Work required. Print the listing as it stands, omitting all images.

Stored data entries:
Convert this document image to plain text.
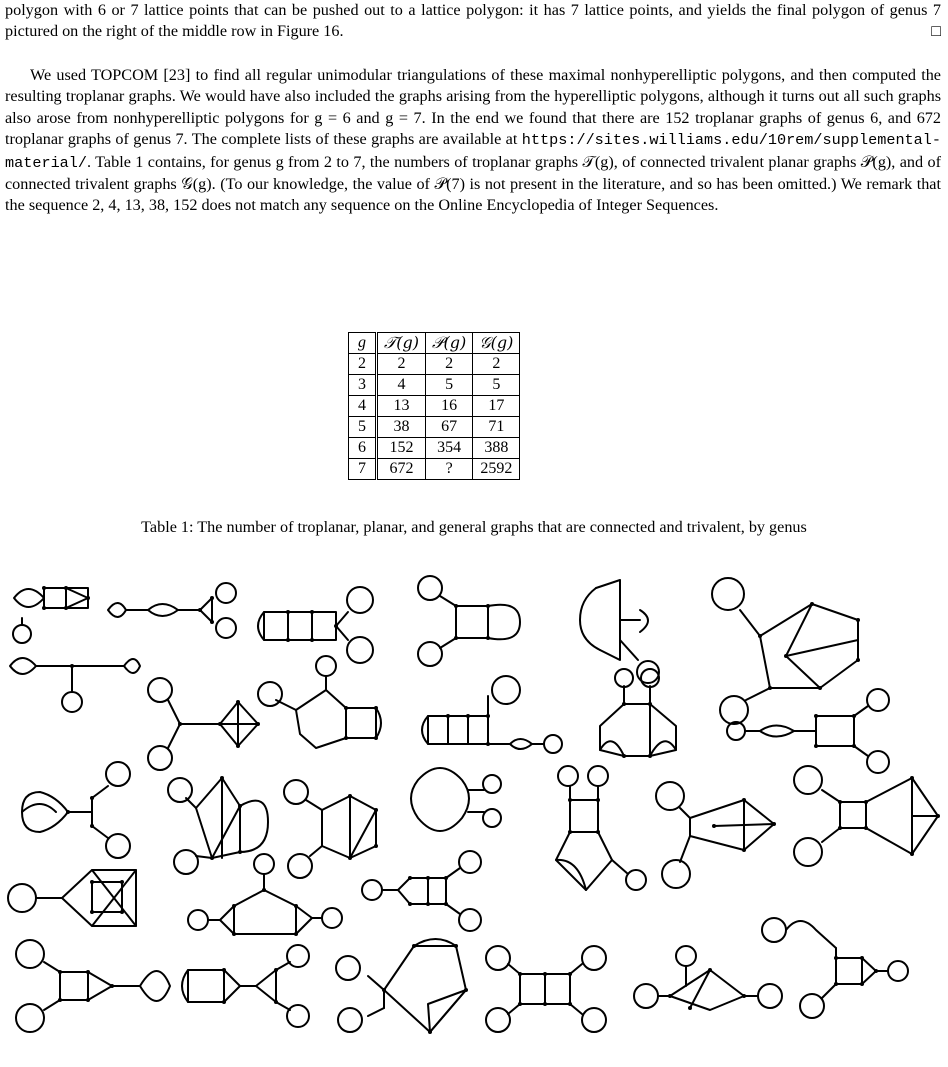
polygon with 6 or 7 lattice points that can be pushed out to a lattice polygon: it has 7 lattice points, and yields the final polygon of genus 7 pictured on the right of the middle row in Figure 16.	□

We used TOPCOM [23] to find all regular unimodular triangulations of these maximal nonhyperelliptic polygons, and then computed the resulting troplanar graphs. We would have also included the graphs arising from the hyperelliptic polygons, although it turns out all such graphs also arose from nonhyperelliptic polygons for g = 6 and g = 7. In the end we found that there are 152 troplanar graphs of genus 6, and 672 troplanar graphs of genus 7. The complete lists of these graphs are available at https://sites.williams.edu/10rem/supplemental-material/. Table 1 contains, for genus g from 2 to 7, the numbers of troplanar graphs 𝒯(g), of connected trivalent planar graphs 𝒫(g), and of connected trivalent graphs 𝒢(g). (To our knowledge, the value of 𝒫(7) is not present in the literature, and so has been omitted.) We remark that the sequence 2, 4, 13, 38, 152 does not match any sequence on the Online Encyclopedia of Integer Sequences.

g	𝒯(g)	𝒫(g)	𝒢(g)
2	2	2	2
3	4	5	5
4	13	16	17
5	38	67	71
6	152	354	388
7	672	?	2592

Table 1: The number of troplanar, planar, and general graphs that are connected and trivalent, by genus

The answer.
Convert this document image to plain text.
polygon with 6 or 7 lattice points that can be pushed out to a lattice polygon: it has 7 lattice points, and yields the final polygon of genus 7 pictured on the right of the middle row in Figure 16.	□

We used TOPCOM [23] to find all regular unimodular triangulations of these maximal nonhyperelliptic polygons, and then computed the resulting troplanar graphs. We would have also included the graphs arising from the hyperelliptic polygons, although it turns out all such graphs also arose from nonhyperelliptic polygons for g = 6 and g = 7. In the end we found that there are 152 troplanar graphs of genus 6, and 672 troplanar graphs of genus 7. The complete lists of these graphs are available at https://sites.williams.edu/10rem/supplemental-material/. Table 1 contains, for genus g from 2 to 7, the numbers of troplanar graphs 𝒯(g), of connected trivalent planar graphs 𝒫(g), and of connected trivalent graphs 𝒢(g). (To our knowledge, the value of 𝒫(7) is not present in the literature, and so has been omitted.) We remark that the sequence 2, 4, 13, 38, 152 does not match any sequence on the Online Encyclopedia of Integer Sequences.

g	𝒯(g)	𝒫(g)	𝒢(g)
2	2	2	2
3	4	5	5
4	13	16	17
5	38	67	71
6	152	354	388
7	672	?	2592

Table 1: The number of troplanar, planar, and general graphs that are connected and trivalent, by genus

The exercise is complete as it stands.